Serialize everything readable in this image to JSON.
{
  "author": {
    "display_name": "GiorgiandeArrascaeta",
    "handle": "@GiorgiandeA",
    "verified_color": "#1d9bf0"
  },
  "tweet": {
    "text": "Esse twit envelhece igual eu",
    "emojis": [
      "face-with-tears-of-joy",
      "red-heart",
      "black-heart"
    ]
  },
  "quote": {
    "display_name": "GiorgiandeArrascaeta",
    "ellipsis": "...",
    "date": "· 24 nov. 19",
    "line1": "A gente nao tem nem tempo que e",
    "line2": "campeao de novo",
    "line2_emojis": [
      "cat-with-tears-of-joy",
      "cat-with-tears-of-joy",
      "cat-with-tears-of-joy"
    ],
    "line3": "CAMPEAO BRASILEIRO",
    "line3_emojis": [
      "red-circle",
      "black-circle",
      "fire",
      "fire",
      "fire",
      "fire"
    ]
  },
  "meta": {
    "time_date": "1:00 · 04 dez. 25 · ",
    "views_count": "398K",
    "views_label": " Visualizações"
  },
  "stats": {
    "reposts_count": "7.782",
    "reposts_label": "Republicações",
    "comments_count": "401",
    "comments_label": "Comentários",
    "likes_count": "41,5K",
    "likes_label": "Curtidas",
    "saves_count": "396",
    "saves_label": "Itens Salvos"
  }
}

Stated problem:
Faithfully copy every entry, leaving nothing out.

Written answer:
Serialize everything readable in this image to JSON.
{
  "author": {
    "display_name": "GiorgiandeArrascaeta",
    "handle": "@GiorgiandeA",
    "verified_color": "#1d9bf0"
  },
  "tweet": {
    "text": "Esse twit envelhece igual eu",
    "emojis": [
      "face-with-tears-of-joy",
      "red-heart",
      "black-heart"
    ]
  },
  "quote": {
    "display_name": "GiorgiandeArrascaeta",
    "ellipsis": "...",
    "date": "· 24 nov. 19",
    "line1": "A gente nao tem nem tempo que e",
    "line2": "campeao de novo",
    "line2_emojis": [
      "cat-with-tears-of-joy",
      "cat-with-tears-of-joy",
      "cat-with-tears-of-joy"
    ],
    "line3": "CAMPEAO BRASILEIRO",
    "line3_emojis": [
      "red-circle",
      "black-circle",
      "fire",
      "fire",
      "fire",
      "fire"
    ]
  },
  "meta": {
    "time_date": "1:00 · 04 dez. 25 · ",
    "views_count": "398K",
    "views_label": " Visualizações"
  },
  "stats": {
    "reposts_count": "7.782",
    "reposts_label": "Republicações",
    "comments_count": "401",
    "comments_label": "Comentários",
    "likes_count": "41,5K",
    "likes_label": "Curtidas",
    "saves_count": "396",
    "saves_label": "Itens Salvos"
  }
}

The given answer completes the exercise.